### Text under study

Stability is described as resistance of the spine to deformation under physiologic stress. Mulholland8 in a recent review of instability and low-back pain hypothesized that the cause of low-back pain could be due to abnormal disc loading. Currently, the most widely accepted cause of low-back pain and the underlying concept promoting the use of spinal fusion is nonphysiologic movement of the degenerated segment. Most appliances are placed to provide stability during bone fusion, and their function is complete when this has occurred. Be-cause of the morbidity associated with repeated surgery, intact implants are generally left in place for life. Fractured and dislodged implants are often removed because of the need for revision and the potential for migration of the components, leading to substantial soft-tissue or neural injury.
Surgical implants in spinal surgeries are used to stabilize the spine, replace the defective parts and maintain anatomic reduction. Internal spinal instrumentation has undergone considerable advances during the last century. Radiologists should be able to identify the devices most commonly used and understand their biomedical principles and specifications.

### Work item A
From the passage on spinal implants, reproduce verbatim the part that opens with the words containing "Stability is described" and closes with "or neural injury.".
### Work item B
List every purpose for which, according to the passage on spinal implants, surgical implants are used in spinal surgeries.
Rely solely on the passage about spinal implants when responding.

### Supplied entries
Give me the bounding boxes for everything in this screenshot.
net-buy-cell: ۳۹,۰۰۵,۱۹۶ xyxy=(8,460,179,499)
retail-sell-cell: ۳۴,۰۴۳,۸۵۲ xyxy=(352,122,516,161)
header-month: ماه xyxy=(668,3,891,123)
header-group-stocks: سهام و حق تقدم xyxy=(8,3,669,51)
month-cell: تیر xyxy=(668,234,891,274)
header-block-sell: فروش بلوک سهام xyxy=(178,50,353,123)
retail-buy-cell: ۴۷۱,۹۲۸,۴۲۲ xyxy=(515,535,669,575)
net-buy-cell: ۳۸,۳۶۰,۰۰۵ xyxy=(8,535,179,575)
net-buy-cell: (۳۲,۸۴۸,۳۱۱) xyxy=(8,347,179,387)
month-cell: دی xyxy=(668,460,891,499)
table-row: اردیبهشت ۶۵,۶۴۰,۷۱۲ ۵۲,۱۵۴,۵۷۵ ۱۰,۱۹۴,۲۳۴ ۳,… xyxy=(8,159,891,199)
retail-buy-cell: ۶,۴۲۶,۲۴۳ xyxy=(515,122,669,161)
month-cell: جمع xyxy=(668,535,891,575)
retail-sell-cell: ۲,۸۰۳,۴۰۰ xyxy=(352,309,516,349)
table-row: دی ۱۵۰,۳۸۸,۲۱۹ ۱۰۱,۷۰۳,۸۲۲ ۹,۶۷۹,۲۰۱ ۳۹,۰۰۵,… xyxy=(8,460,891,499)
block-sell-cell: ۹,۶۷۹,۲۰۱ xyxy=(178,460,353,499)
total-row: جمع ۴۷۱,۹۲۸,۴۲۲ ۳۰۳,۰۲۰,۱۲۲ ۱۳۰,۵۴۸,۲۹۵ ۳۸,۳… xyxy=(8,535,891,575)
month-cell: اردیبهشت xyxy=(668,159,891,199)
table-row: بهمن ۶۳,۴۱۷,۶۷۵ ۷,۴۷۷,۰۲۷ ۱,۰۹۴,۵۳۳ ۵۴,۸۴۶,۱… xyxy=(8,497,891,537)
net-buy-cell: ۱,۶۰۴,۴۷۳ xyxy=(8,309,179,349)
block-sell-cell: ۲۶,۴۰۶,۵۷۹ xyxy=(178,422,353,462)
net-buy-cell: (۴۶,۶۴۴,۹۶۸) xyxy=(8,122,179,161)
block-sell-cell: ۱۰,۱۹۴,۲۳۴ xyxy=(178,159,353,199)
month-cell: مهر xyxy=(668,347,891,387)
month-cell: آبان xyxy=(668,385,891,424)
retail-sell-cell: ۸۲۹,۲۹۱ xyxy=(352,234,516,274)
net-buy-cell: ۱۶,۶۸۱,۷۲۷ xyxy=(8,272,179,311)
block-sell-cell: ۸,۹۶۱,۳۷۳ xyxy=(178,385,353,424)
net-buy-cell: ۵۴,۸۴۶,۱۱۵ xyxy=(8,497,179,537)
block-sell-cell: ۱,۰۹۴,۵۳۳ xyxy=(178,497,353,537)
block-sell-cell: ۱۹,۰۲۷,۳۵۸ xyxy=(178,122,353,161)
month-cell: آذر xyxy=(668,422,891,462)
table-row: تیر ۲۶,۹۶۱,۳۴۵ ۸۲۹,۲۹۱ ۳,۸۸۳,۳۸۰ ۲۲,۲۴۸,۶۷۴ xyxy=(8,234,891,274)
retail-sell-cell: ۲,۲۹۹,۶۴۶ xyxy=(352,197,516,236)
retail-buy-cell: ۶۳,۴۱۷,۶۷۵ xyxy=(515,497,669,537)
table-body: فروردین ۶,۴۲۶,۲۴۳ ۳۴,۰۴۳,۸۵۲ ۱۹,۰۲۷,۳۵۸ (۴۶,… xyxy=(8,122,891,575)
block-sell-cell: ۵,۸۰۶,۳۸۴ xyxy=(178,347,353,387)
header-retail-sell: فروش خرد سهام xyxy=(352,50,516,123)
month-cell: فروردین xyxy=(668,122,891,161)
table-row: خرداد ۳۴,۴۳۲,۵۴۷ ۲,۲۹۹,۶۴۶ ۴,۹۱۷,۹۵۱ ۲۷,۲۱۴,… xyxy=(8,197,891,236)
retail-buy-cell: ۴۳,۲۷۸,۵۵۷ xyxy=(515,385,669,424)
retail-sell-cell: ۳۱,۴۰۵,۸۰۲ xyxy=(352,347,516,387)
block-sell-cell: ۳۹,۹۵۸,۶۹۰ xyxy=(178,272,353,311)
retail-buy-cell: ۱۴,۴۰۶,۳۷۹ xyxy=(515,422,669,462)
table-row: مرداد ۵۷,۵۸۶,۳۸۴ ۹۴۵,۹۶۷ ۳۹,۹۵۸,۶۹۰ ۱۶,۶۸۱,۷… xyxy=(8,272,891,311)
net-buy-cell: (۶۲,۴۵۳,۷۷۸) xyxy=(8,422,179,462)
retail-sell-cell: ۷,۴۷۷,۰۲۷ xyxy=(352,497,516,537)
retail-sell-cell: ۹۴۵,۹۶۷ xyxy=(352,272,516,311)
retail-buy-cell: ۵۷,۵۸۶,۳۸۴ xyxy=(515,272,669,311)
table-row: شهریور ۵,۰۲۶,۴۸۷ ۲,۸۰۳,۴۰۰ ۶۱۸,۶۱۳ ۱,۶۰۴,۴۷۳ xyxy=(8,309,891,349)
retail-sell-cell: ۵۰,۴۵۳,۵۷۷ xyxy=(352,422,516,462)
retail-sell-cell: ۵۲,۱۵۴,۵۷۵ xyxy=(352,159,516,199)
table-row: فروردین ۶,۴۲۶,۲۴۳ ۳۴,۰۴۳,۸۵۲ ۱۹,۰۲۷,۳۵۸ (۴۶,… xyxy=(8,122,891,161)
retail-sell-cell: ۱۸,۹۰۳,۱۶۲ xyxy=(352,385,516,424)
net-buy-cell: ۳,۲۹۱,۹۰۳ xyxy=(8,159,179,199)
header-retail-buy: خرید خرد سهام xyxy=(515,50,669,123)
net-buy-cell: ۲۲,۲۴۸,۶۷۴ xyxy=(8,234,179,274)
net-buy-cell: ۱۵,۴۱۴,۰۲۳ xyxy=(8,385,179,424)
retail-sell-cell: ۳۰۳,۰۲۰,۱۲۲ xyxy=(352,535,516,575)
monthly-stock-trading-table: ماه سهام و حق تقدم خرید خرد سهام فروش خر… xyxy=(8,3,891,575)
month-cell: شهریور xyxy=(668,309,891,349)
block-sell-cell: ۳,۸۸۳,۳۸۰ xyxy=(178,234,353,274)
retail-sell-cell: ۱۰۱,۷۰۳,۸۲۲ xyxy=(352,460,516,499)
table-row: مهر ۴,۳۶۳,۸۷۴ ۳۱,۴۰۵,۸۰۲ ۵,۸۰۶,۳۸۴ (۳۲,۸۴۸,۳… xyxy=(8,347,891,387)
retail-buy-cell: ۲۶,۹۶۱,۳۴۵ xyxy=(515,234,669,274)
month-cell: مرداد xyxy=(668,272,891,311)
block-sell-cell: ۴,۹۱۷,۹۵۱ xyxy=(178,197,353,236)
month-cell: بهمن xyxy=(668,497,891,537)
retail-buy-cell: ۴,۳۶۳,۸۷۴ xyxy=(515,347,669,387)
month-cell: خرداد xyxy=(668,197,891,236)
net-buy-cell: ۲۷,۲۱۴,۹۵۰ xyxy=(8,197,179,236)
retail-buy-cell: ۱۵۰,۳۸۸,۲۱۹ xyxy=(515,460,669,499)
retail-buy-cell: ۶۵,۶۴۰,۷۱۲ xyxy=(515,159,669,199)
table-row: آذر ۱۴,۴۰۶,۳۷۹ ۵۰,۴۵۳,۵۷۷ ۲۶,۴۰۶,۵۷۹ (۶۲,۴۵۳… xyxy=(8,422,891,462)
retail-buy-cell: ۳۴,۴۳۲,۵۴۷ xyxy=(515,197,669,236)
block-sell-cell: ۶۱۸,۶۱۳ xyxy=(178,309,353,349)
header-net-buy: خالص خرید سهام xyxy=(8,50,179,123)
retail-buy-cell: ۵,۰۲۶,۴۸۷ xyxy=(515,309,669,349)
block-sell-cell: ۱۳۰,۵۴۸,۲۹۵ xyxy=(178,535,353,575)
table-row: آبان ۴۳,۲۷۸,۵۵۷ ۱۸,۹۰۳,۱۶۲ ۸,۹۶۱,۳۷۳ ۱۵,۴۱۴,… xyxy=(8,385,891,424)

### Answer A
Stability is described as resistance of the spine to deformation under physiologic stress. Mulholland8 in a recent review of instability and low-back pain hypothesized that the cause of low-back pain could be due to abnormal disc loading. Currently, the most widely accepted cause of low-back pain and the underlying concept promoting the use of spinal fusion is nonphysiologic movement of the degenerated segment. Most appliances are placed to provide stability during bone fusion, and their function is complete when this has occurred. Be-cause of the morbidity associated with repeated surgery, intact implants are generally left in place for life. Fractured and dislodged implants are often removed because of the need for revision and the potential for migration of the components, leading to substantial soft-tissue or neural injury.

### Answer B
- To stabilize the spine
- To replace the defective parts
- To maintain anatomic reduction